1: It was the first day of Harvard Law School’s Winter Negotiation course.  

It was “the Olympic trials for negotiating,” Chris Voss writes in Never Split the Difference: Negotiating As If Your Life Depended On It. “The best and brightest compete to get into this class, and it is filled with brilliant Harvard students getting law and business degrees and hotshot students from other top Boston universities like MIT and Tufts,” 

There were 143 brilliant students in the class. Plus Chris, the FBI’s lead international kidnapping negotiator.  

The prior year, he had visited Harvard to take a short executive course on negotiating to supplement his skills. Yesterday, we looked at how Chris had held his own in a high-stakes negotiation with Robert Mnookin, the director of the Harvard Negotiation Project, and Gabriella Blum, a Harvard Law School professor who had spent eight years as a negotiator for the Israel Defense Forces. 

Now, Chris had talked his way into this class. His goal: To combine his extensive knowledge regarding negotiations with academic rigor.  

“I lacked confidence outside my narrow world,” he writes. “Our techniques were the products of experiential learning; they were developed by agents in the field, negotiating through crisis and sharing stories of what succeeded and what failed. It was an iterative process, not an intellectual one, as we refined the tools we used day after day. And it was urgent. Our tools had to work, because if they didn’t someone died.”

The question on Chris’s mind was: Would this approach work with “normal humans”?

2: On the first day of class, all students were matched with a partner and sent into a mock negotiation. The exercise was simple: “One of us was selling a product, the other was the buyer, and each had clear limits on the price they could take,” Chris recalls.

Chris was the seller. Andy was the buyer.

“Andy would throw out an offer and give a rationally airtight explanation for why it was a good one—an inescapable logic trap—and I’d answer with some variation of “How am I supposed to do that?” Chris writes.

The two went back and forth until they arrived at a final figure. “When we left, I was happy,” he remembers. “I thought I’d done pretty well for a dumb guy.”

After everyone gathered back in the classroom, each pair reported their agreed-upon price. The results were recorded on the whiteboard.

Finally, it was Chris’s turn: “Chris, how did you do with Andy? How much did you get?” 

“I’ll never forget [the professor’s] expression when I told her what Andy had agreed to pay,” Chris writes. “Her whole face first went red, as if she couldn’t breathe, and then out popped a little strangled gasp like a baby bird’s hungry cry. Finally, she started to laugh.” 

Chris smiled. Andy squirmed.

···

### STATED TASK 1
In the Harvard negotiation passage, how many students were in the class?
### STATED TASK 2
From the Harvard negotiation passage, print the part that opens with the words containing "1: It was the" and closes with "international kidnapping negotiator.".
### STATED TASK 3
List every person named in the Harvard negotiation passage.
The lines have no role in this work.

### DATASET SECTION
···

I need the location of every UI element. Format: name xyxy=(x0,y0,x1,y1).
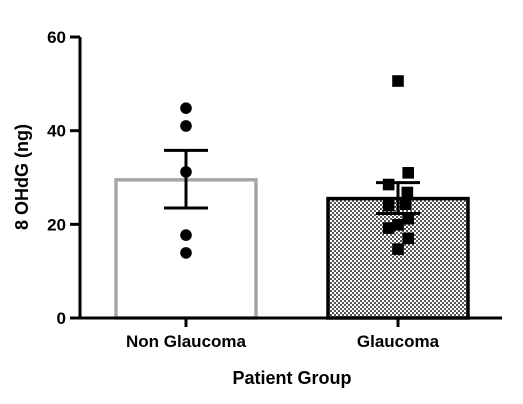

···

### SOLUTION 1
There were 143 students in the class.

### SOLUTION 2
1: It was the first day of Harvard Law School’s Winter Negotiation course.  

It was “the Olympic trials for negotiating,” Chris Voss writes in Never Split the Difference: Negotiating As If Your Life Depended On It. “The best and brightest compete to get into this class, and it is filled with brilliant Harvard students getting law and business degrees and hotshot students from other top Boston universities like MIT and Tufts,” 

There were 143 brilliant students in the class. Plus Chris, the FBI’s lead international kidnapping negotiator.

### SOLUTION 3
Chris Voss, Robert Mnookin, Gabriella Blum, Andy